Extract provided »

— Start —

Fast way to discover the row count of a table in PostgreSQL
Asked Answered
E

8

259

I need to know the number of rows in a table to calculate a percentage. If the total count is greater than some predefined constant, I will use the constant value. Otherwise, I will use the actual number of rows.

I can use SELECT count(*) FROM table. But if my constant value is 500,000 and I have 5,000,000,000 rows in my table, counting all rows will waste a lot of time.

Is it possible to stop counting as soon as my constant value is surpassed?

I need the exact number of rows only as long as it's below the given limit. Otherwise, if the count is above the limit, I use the limit value instead and want the answer as fast as possible.

Something like this:

SELECT text,count(*), percentual_calculus()  
FROM token  
GROUP BY text  
ORDER BY count DESC;
Epistemic answered 30/10, 2011 at 3:58 Comment(8)

— End —

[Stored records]
— Start —

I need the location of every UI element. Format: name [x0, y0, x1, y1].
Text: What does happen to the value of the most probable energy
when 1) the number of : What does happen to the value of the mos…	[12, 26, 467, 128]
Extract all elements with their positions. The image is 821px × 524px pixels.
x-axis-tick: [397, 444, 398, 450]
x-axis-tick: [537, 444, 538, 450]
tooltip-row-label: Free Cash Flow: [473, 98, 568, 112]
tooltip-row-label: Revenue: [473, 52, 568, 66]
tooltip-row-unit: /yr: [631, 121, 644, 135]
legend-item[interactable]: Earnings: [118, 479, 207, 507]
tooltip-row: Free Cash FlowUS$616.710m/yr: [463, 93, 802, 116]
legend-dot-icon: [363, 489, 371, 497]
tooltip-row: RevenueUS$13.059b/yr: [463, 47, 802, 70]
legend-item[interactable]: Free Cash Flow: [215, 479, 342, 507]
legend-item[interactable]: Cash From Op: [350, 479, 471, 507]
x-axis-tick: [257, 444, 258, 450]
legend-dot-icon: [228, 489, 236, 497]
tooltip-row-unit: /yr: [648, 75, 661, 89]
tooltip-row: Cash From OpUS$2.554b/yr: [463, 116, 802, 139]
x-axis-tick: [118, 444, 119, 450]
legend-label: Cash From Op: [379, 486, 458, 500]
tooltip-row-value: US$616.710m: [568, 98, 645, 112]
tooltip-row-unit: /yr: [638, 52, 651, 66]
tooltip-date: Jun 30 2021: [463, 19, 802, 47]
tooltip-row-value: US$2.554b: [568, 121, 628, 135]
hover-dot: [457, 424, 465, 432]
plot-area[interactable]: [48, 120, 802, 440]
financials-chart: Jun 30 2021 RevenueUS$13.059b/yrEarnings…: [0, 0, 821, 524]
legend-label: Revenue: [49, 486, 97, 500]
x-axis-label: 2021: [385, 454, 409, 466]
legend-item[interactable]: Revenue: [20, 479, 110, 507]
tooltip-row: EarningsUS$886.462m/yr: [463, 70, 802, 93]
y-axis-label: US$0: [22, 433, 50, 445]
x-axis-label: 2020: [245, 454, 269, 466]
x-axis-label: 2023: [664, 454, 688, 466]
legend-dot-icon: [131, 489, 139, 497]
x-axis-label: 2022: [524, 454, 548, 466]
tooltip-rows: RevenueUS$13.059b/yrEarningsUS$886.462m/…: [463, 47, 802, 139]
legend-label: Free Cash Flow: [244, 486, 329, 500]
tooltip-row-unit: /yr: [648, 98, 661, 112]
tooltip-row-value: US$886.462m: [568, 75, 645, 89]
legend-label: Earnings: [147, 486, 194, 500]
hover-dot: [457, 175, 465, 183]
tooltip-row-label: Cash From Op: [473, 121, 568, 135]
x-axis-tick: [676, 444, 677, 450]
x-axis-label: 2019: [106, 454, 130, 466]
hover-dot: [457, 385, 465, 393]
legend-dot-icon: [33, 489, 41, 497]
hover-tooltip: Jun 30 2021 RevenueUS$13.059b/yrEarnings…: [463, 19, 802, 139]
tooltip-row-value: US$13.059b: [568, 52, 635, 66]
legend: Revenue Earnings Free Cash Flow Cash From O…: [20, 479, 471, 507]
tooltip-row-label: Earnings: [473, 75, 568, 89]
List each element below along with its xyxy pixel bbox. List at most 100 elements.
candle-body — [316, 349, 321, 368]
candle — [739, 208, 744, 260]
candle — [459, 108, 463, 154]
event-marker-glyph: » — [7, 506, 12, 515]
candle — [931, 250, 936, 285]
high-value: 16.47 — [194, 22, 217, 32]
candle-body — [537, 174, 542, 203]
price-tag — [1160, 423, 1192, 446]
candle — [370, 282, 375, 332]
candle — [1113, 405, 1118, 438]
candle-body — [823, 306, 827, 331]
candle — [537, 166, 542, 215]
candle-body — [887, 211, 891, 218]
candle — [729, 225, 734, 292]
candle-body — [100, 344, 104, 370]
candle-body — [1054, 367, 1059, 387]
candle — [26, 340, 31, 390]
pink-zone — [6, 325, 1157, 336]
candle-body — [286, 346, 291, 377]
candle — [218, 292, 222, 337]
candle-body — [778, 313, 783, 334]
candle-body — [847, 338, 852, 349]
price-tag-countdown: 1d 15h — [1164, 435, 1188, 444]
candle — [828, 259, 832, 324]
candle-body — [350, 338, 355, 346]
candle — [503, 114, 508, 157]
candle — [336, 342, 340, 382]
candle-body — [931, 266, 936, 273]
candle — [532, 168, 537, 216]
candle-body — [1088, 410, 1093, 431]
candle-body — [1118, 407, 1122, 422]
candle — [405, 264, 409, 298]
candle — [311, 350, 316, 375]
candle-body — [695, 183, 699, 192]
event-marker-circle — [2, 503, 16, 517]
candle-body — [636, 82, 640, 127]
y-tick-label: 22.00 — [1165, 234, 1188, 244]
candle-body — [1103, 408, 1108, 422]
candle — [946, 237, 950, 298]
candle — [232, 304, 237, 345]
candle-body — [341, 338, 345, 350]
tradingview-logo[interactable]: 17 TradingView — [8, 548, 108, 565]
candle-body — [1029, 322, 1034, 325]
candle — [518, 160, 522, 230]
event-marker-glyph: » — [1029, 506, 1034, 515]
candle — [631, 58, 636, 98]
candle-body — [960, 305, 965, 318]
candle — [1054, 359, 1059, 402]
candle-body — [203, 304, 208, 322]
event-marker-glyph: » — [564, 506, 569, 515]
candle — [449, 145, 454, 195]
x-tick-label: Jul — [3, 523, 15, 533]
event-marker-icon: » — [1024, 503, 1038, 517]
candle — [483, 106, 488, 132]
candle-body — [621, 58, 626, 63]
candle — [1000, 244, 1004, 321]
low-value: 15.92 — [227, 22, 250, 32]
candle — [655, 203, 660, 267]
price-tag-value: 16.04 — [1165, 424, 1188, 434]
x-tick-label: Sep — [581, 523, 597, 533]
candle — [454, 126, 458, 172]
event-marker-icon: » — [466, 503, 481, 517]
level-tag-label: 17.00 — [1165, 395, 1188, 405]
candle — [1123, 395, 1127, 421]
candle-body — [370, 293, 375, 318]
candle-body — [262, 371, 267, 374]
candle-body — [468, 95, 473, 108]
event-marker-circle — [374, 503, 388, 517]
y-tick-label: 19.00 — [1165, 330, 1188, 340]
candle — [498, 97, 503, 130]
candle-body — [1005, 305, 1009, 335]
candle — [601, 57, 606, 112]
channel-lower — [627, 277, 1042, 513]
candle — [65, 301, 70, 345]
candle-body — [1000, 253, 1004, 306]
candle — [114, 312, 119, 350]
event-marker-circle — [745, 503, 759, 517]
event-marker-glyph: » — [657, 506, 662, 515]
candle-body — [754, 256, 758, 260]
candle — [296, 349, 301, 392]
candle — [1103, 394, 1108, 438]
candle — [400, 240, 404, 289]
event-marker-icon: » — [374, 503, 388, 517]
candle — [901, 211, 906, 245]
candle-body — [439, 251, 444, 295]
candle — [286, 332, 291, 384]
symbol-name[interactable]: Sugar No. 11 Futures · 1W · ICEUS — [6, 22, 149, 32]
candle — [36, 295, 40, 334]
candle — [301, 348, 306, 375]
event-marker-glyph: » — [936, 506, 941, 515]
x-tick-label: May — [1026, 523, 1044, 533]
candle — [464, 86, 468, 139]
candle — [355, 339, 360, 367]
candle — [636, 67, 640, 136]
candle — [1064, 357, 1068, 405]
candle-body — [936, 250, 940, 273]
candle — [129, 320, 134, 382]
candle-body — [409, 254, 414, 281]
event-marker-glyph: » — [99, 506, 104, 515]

— End —

Exercise instructions »
a) In the PostgreSQL row-count question, rewrite the paragraph beginning "I need to know the number of rows in a table" as a short bulleted list.
b) According to the PostgreSQL row-count question, how many rows does the asker's table have in the example given?

Answers for the exercise »
a)
- The table's row count is needed to calculate a percentage.
- If the count exceeds a predefined constant, the constant is used.
- Otherwise, the actual row count is used.

b) 5,000,000,000 rows.